**TRY IT:** Please repeat the records word for word and skip the pictures.

**Stored items from a collection:**
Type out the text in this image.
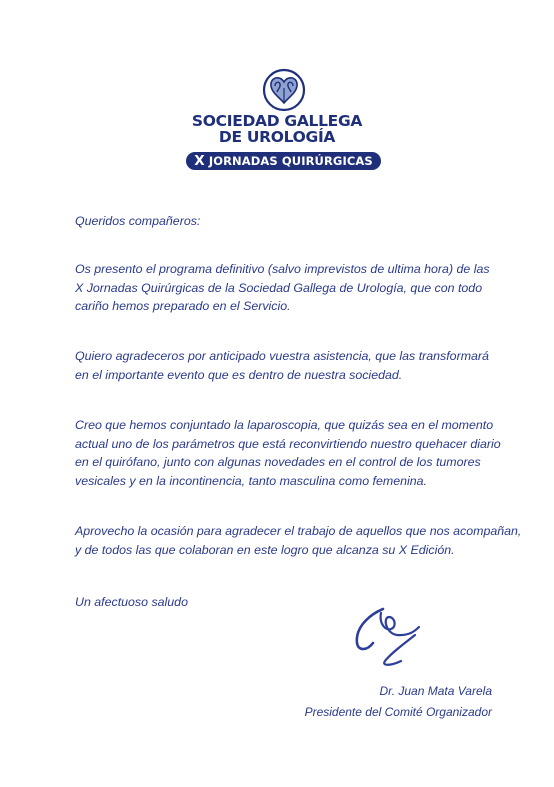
SOCIEDAD GALLEGA
DE UROLOGÍA
X JORNADAS QUIRÚRGICAS

Queridos compañeros:

Os presento el programa definitivo (salvo imprevistos de ultima hora) de las
X Jornadas Quirúrgicas de la Sociedad Gallega de Urología, que con todo
cariño hemos preparado en el Servicio.

Quiero agradeceros por anticipado vuestra asistencia, que las transformará
en el importante evento que es dentro de nuestra sociedad.

Creo que hemos conjuntado la laparoscopia, que quizás sea en el momento
actual uno de los parámetros que está reconvirtiendo nuestro quehacer diario
en el quirófano, junto con algunas novedades en el control de los tumores
vesicales y en la incontinencia, tanto masculina como femenina.

Aprovecho la ocasión para agradecer el trabajo de aquellos que nos acompañan,
y de todos las que colaboran en este logro que alcanza su X Edición.

Un afectuoso saludo

Dr. Juan Mata Varela
Presidente del Comité Organizador
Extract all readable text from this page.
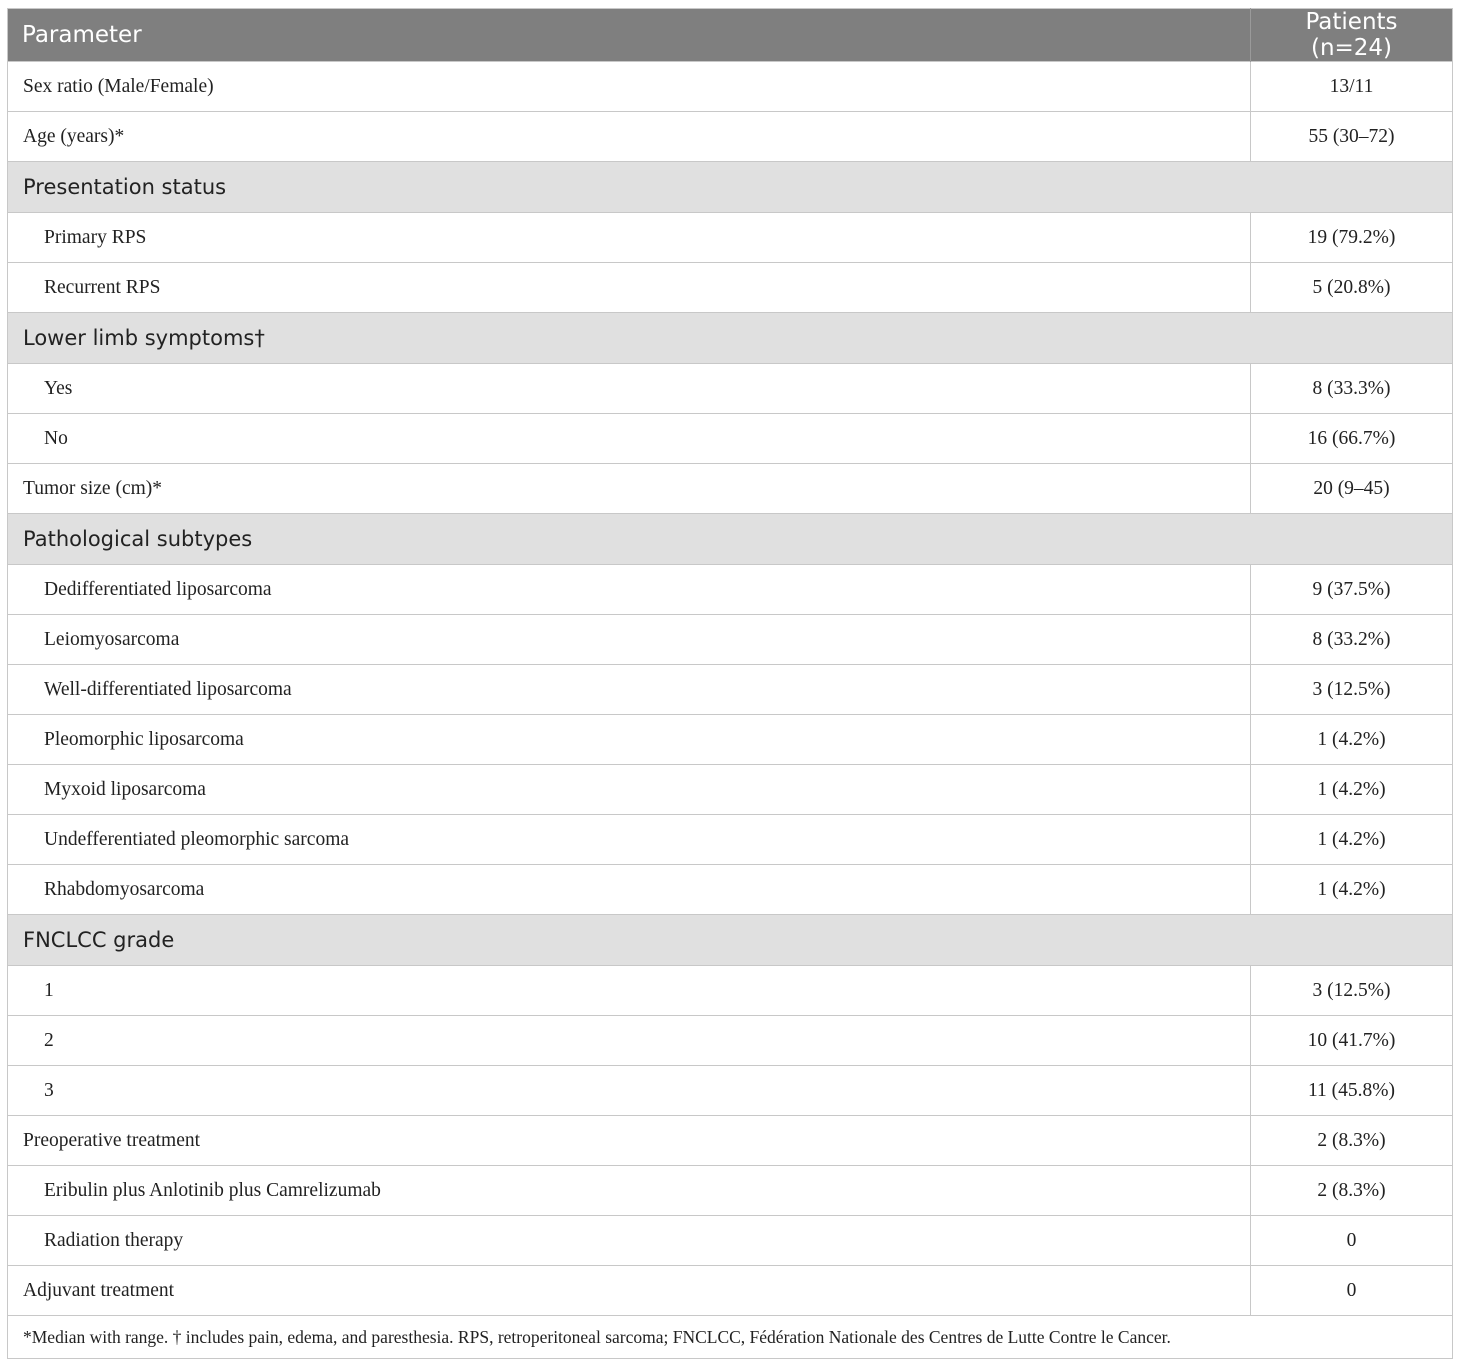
Parameter	Patients (n=24)
Sex ratio (Male/Female)	13/11
Age (years)*	55 (30–72)
Presentation status	
Primary RPS	19 (79.2%)
Recurrent RPS	5 (20.8%)
Lower limb symptoms†	
Yes	8 (33.3%)
No	16 (66.7%)
Tumor size (cm)*	20 (9–45)
Pathological subtypes	
Dedifferentiated liposarcoma	9 (37.5%)
Leiomyosarcoma	8 (33.2%)
Well-differentiated liposarcoma	3 (12.5%)
Pleomorphic liposarcoma	1 (4.2%)
Myxoid liposarcoma	1 (4.2%)
Undefferentiated pleomorphic sarcoma	1 (4.2%)
Rhabdomyosarcoma	1 (4.2%)
FNCLCC grade	
1	3 (12.5%)
2	10 (41.7%)
3	11 (45.8%)
Preoperative treatment	2 (8.3%)
Eribulin plus Anlotinib plus Camrelizumab	2 (8.3%)
Radiation therapy	0
Adjuvant treatment	0
*Median with range. † includes pain, edema, and paresthesia. RPS, retroperitoneal sarcoma; FNCLCC, Fédération Nationale des Centres de Lutte Contre le Cancer.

**EXERCISE RESPONSE:**
Type out the text in this image.
SOCIEDAD GALLEGA
DE UROLOGÍA
X JORNADAS QUIRÚRGICAS

Queridos compañeros:

Os presento el programa definitivo (salvo imprevistos de ultima hora) de las
X Jornadas Quirúrgicas de la Sociedad Gallega de Urología, que con todo
cariño hemos preparado en el Servicio.

Quiero agradeceros por anticipado vuestra asistencia, que las transformará
en el importante evento que es dentro de nuestra sociedad.

Creo que hemos conjuntado la laparoscopia, que quizás sea en el momento
actual uno de los parámetros que está reconvirtiendo nuestro quehacer diario
en el quirófano, junto con algunas novedades en el control de los tumores
vesicales y en la incontinencia, tanto masculina como femenina.

Aprovecho la ocasión para agradecer el trabajo de aquellos que nos acompañan,
y de todos las que colaboran en este logro que alcanza su X Edición.

Un afectuoso saludo

Dr. Juan Mata Varela
Presidente del Comité Organizador
Extract all readable text from this page.
Parameter	Patients (n=24)
Sex ratio (Male/Female)	13/11
Age (years)*	55 (30–72)
Presentation status	
Primary RPS	19 (79.2%)
Recurrent RPS	5 (20.8%)
Lower limb symptoms†	
Yes	8 (33.3%)
No	16 (66.7%)
Tumor size (cm)*	20 (9–45)
Pathological subtypes	
Dedifferentiated liposarcoma	9 (37.5%)
Leiomyosarcoma	8 (33.2%)
Well-differentiated liposarcoma	3 (12.5%)
Pleomorphic liposarcoma	1 (4.2%)
Myxoid liposarcoma	1 (4.2%)
Undefferentiated pleomorphic sarcoma	1 (4.2%)
Rhabdomyosarcoma	1 (4.2%)
FNCLCC grade	
1	3 (12.5%)
2	10 (41.7%)
3	11 (45.8%)
Preoperative treatment	2 (8.3%)
Eribulin plus Anlotinib plus Camrelizumab	2 (8.3%)
Radiation therapy	0
Adjuvant treatment	0
*Median with range. † includes pain, edema, and paresthesia. RPS, retroperitoneal sarcoma; FNCLCC, Fédération Nationale des Centres de Lutte Contre le Cancer.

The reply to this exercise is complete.